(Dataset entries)
(begin)

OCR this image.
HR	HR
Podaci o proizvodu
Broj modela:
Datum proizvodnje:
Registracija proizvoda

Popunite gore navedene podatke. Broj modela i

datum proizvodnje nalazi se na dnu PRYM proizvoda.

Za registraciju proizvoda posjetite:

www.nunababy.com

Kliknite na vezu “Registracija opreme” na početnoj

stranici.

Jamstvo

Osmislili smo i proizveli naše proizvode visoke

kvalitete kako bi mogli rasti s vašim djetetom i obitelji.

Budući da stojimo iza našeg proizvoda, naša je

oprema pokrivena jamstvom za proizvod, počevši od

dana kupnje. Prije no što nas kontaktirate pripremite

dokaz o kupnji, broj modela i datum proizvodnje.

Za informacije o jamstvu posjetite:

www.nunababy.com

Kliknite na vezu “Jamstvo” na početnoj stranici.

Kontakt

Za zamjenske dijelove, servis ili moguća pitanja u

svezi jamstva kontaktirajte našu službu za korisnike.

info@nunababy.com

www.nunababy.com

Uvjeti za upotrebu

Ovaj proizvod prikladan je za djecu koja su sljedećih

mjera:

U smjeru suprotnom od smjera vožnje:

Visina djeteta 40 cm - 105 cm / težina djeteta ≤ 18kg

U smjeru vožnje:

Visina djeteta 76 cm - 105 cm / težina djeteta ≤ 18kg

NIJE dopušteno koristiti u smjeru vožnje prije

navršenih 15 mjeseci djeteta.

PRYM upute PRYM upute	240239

(end)

#### What you will do
Reproduce each entry word for word.

#### Task response
OCR this image.
HR	HR
Podaci o proizvodu
Broj modela:
Datum proizvodnje:
Registracija proizvoda

Popunite gore navedene podatke. Broj modela i

datum proizvodnje nalazi se na dnu PRYM proizvoda.

Za registraciju proizvoda posjetite:

www.nunababy.com

Kliknite na vezu “Registracija opreme” na početnoj

stranici.

Jamstvo

Osmislili smo i proizveli naše proizvode visoke

kvalitete kako bi mogli rasti s vašim djetetom i obitelji.

Budući da stojimo iza našeg proizvoda, naša je

oprema pokrivena jamstvom za proizvod, počevši od

dana kupnje. Prije no što nas kontaktirate pripremite

dokaz o kupnji, broj modela i datum proizvodnje.

Za informacije o jamstvu posjetite:

www.nunababy.com

Kliknite na vezu “Jamstvo” na početnoj stranici.

Kontakt

Za zamjenske dijelove, servis ili moguća pitanja u

svezi jamstva kontaktirajte našu službu za korisnike.

info@nunababy.com

www.nunababy.com

Uvjeti za upotrebu

Ovaj proizvod prikladan je za djecu koja su sljedećih

mjera:

U smjeru suprotnom od smjera vožnje:

Visina djeteta 40 cm - 105 cm / težina djeteta ≤ 18kg

U smjeru vožnje:

Visina djeteta 76 cm - 105 cm / težina djeteta ≤ 18kg

NIJE dopušteno koristiti u smjeru vožnje prije

navršenih 15 mjeseci djeteta.

PRYM upute PRYM upute	240239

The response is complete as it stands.